• [What is being asked] Gather every line that includes the word "horizontal", please.

• [Dataset rows]
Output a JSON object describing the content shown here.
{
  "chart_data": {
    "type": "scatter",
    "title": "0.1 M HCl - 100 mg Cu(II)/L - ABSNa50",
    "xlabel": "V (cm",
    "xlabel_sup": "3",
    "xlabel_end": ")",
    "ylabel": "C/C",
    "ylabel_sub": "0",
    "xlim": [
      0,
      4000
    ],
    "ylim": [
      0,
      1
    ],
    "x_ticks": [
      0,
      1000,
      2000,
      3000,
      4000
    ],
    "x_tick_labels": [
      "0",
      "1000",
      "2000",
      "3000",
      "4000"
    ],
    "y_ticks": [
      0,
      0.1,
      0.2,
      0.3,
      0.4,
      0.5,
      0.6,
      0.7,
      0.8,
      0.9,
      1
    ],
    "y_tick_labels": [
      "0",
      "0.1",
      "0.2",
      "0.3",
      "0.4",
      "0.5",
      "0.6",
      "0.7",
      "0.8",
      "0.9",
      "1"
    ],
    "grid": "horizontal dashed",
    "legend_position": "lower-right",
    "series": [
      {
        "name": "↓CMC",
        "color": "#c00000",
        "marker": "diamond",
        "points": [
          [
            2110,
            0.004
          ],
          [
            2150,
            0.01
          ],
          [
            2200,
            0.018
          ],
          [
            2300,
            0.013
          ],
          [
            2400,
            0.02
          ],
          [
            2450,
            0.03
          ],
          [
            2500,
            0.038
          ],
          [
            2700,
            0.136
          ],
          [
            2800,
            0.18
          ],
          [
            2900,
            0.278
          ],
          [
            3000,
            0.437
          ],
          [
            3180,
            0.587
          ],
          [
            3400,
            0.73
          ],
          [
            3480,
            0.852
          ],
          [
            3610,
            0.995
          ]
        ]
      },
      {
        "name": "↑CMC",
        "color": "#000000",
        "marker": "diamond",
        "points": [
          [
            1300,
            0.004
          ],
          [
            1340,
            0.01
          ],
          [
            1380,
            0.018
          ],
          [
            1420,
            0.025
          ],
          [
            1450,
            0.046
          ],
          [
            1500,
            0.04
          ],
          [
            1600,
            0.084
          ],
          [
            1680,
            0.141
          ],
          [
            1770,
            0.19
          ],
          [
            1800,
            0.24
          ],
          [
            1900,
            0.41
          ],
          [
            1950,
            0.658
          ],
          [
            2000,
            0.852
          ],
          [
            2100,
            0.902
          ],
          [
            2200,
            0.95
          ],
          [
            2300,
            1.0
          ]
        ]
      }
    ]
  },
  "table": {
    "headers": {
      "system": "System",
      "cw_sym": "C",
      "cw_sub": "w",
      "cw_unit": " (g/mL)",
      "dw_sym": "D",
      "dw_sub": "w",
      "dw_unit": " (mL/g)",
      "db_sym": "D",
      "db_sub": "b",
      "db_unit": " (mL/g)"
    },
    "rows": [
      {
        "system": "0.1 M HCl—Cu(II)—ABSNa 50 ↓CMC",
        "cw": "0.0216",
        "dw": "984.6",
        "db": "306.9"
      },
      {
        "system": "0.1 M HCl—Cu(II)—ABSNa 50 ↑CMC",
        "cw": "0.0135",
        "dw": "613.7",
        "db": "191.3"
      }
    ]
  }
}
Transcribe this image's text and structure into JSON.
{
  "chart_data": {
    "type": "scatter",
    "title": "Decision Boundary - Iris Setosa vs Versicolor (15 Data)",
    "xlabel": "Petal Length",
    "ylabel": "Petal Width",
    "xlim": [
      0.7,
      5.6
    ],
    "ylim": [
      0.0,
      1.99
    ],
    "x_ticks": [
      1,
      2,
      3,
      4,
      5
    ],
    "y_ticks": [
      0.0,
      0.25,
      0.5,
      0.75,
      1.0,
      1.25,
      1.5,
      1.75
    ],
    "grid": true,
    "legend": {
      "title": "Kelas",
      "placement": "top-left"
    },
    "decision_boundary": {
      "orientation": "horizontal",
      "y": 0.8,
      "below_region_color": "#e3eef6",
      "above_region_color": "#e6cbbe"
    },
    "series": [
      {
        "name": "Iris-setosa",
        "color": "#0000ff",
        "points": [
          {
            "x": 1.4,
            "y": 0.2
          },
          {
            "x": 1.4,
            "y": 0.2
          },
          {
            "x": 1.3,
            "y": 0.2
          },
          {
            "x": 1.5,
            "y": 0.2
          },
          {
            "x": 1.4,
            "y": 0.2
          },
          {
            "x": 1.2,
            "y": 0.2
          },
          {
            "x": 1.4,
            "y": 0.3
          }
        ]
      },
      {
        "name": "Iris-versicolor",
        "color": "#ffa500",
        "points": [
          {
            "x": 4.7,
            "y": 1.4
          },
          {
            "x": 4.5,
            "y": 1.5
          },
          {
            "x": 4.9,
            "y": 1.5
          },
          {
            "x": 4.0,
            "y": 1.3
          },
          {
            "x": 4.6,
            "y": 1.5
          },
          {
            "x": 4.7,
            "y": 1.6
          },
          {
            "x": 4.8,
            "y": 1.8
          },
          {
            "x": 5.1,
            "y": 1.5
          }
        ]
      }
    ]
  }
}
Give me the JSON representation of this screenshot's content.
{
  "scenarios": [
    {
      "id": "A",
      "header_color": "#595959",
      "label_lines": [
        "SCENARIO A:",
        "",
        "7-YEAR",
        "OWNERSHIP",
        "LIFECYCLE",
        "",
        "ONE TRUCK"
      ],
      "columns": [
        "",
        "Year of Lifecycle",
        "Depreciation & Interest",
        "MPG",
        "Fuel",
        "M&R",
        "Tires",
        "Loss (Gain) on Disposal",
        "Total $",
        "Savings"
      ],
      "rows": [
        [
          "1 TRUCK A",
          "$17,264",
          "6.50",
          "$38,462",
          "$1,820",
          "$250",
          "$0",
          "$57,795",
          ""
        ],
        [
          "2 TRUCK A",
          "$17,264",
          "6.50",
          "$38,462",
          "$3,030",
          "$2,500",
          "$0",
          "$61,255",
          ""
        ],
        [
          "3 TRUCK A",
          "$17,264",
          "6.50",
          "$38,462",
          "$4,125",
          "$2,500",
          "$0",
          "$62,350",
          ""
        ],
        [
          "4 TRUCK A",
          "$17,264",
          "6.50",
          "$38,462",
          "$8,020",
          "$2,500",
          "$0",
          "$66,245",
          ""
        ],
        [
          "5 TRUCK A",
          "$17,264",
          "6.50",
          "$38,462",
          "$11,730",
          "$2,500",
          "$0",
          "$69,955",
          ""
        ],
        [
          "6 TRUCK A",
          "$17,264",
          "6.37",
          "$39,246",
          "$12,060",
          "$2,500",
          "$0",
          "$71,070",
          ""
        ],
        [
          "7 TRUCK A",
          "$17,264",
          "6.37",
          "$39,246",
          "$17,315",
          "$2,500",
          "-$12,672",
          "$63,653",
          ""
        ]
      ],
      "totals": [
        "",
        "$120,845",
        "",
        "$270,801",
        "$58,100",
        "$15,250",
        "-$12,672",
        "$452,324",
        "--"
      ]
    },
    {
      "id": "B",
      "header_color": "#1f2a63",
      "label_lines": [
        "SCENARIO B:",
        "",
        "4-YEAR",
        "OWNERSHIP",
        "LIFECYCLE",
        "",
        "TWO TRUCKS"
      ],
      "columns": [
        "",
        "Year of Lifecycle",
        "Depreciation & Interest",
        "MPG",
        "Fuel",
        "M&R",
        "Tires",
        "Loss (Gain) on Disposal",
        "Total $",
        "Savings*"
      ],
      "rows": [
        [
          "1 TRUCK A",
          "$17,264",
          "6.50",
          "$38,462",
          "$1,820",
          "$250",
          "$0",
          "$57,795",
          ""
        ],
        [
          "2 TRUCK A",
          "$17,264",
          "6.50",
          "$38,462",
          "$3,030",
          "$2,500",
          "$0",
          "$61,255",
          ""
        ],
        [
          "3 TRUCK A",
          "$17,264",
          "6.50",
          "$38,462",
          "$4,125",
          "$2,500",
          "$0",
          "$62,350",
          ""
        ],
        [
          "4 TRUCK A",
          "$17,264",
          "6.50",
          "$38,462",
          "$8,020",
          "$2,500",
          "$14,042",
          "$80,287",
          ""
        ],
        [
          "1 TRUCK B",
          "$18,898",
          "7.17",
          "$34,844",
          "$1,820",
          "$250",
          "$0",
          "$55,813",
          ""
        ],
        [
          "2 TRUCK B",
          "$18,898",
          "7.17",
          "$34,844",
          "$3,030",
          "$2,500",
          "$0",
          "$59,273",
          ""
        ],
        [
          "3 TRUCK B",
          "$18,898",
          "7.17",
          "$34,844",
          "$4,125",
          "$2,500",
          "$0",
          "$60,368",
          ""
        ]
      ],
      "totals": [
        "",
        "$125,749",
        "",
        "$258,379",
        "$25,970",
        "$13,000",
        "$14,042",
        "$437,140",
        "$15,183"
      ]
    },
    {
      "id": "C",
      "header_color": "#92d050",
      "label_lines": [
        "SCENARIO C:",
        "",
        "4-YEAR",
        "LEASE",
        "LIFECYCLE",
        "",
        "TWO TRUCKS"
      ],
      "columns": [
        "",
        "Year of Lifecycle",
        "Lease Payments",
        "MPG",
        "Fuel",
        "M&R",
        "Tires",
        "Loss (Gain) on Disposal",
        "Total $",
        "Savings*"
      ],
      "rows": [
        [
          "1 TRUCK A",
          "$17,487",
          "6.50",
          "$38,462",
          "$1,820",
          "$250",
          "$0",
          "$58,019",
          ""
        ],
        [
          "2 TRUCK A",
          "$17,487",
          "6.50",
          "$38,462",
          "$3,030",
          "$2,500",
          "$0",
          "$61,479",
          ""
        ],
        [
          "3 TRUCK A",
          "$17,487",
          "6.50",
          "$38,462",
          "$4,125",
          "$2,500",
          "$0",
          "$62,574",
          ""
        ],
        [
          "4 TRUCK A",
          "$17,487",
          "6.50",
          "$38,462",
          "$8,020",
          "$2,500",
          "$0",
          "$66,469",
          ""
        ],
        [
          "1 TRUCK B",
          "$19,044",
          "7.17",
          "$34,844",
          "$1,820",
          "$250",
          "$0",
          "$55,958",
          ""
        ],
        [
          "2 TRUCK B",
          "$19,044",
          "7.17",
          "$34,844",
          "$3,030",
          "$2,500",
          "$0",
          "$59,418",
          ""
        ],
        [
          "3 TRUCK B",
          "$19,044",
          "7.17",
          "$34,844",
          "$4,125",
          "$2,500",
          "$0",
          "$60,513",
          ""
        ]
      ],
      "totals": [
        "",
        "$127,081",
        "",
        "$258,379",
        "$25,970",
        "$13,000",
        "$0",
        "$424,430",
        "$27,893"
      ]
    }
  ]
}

• [Completed task]
    "grid": "horizontal dashed",
      "orientation": "horizontal",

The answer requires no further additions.